→ SELECTED PASSAGE
****
And I thought the president went after him. He was quite aggressive right from the outset. You have got -- you're fighting Cold War policies of the 1980s, the social policies of the 1950s, the economic policies of the 1920s.
And I think that was the president's strategy, to rattle him, and to expose the inconsistencies, the sort of the Etch-A Sketch that has been part of the litany of accusations against Mitt Romney.
GWEN IFILL: Mark Shields, syndicated columnist, is joined by David Brooks from The New York Times.
What did you think about the competing visions that the two visions that the two candidates laid out tonight?
DAVID BROOKS: Well, first, I wrote down, who is the challenger and who is the incumbent?
DAVID BROOKS: Because, from the style, you would think that Mitt Romney was the incumbent and in the lead and that Barack Obama was the challenger and behind. He was much more aggressive, trying to upset the race.
So, stylistically, that was sort of the most interesting part. Substantively, if you actually listened closely, there is a lot of agreement on Libya, on Syria. I thought they were equally demagogic on China, and even on Iran...
GWEN IFILL: On Afghanistan.
DAVID BROOKS: ... on Afghanistan, just tremendous amounts of underlying disagreement.
Politically, I guess I would have to say it was sort of a tie, maybe because Romney looked equally presidential. You give a slight edge to Romney if you were thinking about political polls. I can't imagine it will have a tremendous effect on the polls.
GWEN IFILL: Did these candidates tonight have to -- did they have different goals tonight? Mitt Romney, who came with the wind at his back, was trying to maintain that. And what was Barack Obama trying to do, Mark?
MARK SHIELDS: Well, I think Barack Obama was reflecting the reality of the polls, that it's been slipping and heading in the other direction, trying to change the trajectory of the race.
And I thought he made a strong case against Mitt Romney. He was obviously not hesitating to go personal upon him. I agree with David. They felt they had to disagree, even though there wasn't disagreement.
But one thing they didn't disagree on was they argued over who cares more and loves Israel more. I got 22 mentions of Israel, zero of Europe, zero of Asia, other than China. Japan went unmentioned. India went unmentioned. You know, it was just...
GWEN IFILL: If you start the list, you to go to Mexico, every place in the continent of Africa.
MARK SHIELDS: The entire North American continent.
DAVID BROOKS: Mali -- Mali had a very good night, though.
MARK SHIELDS: Yes, Mali got mentioned.
JUDY WOODRUFF: Mali came up several times.
MARK SHIELDS: Yes.
JUDY WOODRUFF: David, it did seem to me that Mitt Romney had a clear strategy of not trying to get rattled -- not only not get rattled, but to be agreeable, to be, as you said a minute ago, presidential, above the fray.
I think I counted at least three or four times where he said stepping back here to take a bigger picture.
DAVID BROOKS: Partly, he's got to distance himself, frankly, from the Bush administration, some perception, oh, he is Republican, he is going to get us into a lot of wars. He mentioned peace more than George McGovern probably did in equal debates.
Then, a lot of the swing voters are women. And he doesn't want -- he wanted -- he doesn't want to feel too aggressive and too hostile, so he wants to feel somebody who is secure, someone you can trust.
And then, finally, he just wants to seem presidential. And so those were obviously the three goals. And there is one thing. If you give Mitt Romney some goals, he will pretty much stick to them.
****
→ PROVIDED RECORDS
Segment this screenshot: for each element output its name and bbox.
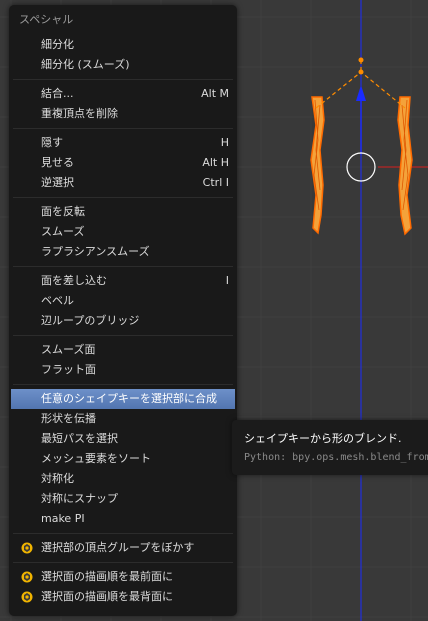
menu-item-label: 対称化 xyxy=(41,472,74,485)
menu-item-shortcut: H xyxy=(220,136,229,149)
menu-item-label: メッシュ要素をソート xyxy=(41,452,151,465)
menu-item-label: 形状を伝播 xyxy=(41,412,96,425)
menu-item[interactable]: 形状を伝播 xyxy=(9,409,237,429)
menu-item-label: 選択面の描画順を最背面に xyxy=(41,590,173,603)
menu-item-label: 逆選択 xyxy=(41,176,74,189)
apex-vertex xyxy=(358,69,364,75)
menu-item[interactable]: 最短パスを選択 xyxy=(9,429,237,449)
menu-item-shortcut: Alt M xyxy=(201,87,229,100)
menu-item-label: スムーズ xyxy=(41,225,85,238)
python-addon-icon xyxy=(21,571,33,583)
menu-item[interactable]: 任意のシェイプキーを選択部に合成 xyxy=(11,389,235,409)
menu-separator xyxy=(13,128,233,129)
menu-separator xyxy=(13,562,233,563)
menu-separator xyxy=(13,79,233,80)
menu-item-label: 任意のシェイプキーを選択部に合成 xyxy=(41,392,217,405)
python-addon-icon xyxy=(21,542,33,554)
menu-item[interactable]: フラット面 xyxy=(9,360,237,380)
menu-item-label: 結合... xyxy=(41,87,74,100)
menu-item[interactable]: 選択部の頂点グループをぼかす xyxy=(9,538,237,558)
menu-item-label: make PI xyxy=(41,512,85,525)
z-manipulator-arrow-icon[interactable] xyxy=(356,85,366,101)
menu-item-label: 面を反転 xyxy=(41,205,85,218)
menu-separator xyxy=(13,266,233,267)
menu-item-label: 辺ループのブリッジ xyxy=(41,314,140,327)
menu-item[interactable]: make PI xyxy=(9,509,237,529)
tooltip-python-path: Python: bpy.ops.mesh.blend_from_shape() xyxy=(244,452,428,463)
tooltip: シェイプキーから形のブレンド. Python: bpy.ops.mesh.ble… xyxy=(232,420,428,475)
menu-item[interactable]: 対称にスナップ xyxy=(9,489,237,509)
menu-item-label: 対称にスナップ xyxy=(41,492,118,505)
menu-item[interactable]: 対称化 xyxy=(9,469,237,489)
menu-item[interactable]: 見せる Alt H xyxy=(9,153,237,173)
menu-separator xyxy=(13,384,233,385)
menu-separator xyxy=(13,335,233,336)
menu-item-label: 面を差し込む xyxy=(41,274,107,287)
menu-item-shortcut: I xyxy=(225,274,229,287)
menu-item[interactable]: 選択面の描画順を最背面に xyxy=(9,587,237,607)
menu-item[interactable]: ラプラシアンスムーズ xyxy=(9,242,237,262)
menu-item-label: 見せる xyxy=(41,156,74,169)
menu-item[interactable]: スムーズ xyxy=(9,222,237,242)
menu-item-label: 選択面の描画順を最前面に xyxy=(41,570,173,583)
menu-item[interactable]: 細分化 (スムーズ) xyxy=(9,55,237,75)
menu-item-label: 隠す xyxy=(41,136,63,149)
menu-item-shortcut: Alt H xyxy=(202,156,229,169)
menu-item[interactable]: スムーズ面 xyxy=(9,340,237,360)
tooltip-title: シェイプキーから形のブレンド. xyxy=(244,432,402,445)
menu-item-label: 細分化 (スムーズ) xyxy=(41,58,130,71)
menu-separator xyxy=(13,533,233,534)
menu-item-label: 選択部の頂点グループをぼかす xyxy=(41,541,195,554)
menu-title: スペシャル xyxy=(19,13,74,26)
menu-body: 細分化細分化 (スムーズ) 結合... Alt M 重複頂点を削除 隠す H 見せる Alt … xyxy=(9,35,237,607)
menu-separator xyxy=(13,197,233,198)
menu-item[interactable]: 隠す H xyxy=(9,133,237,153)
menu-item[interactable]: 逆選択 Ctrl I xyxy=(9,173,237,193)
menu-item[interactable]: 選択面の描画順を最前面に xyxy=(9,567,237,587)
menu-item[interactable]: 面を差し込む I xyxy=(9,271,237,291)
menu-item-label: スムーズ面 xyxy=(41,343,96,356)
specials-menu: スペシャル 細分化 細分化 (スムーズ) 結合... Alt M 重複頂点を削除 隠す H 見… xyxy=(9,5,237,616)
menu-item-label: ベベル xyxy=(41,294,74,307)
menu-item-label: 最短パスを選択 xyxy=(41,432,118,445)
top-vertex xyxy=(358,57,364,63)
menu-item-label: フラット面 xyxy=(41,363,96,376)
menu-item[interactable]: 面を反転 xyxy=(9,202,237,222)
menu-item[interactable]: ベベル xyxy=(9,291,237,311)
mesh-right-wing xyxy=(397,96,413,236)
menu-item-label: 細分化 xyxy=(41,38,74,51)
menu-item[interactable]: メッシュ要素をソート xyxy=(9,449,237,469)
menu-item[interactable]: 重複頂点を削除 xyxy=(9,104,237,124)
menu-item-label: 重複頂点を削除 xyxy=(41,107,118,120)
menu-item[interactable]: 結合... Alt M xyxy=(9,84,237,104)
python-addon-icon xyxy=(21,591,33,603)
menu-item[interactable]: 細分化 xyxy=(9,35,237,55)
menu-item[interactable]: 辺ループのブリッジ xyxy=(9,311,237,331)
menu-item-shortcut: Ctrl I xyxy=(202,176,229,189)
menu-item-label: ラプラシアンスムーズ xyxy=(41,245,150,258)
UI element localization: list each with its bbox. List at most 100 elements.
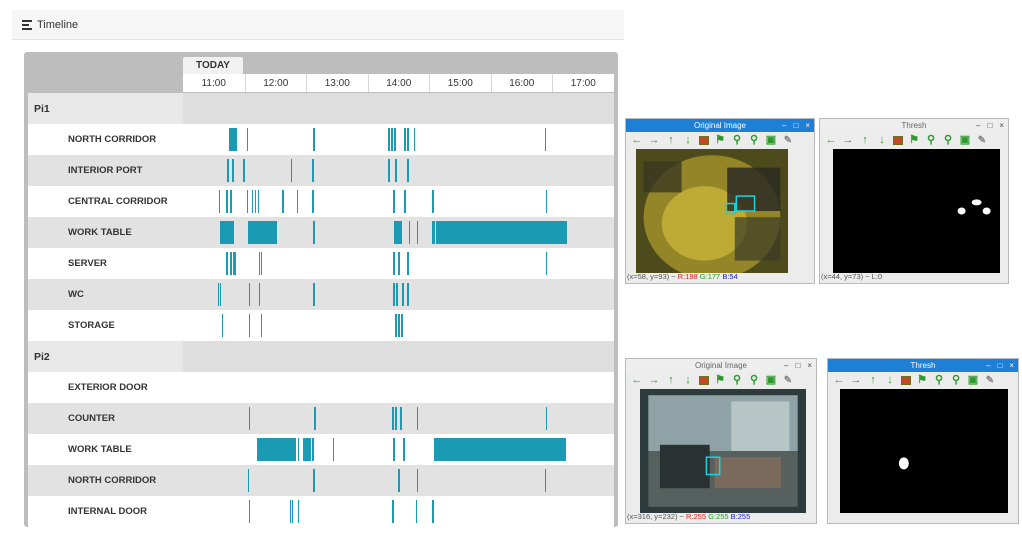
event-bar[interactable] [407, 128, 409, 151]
****
→ PROMPT A
In the debate commentary, how many mentions of Israel does Mark Shields say he counted?
→ PROMPT B
Transcribe the part of the debate commentary starting with "MARK SHIELDS: Well, I" and going on through "of the race.".
The listing has no connection to the debate commentary.

→ COMPLETE OUTPUT A
He counted 22 mentions of Israel.

→ COMPLETE OUTPUT B
MARK SHIELDS: Well, I think Barack Obama was reflecting the reality of the polls, that it's been slipping and heading in the other direction, trying to change the trajectory of the race.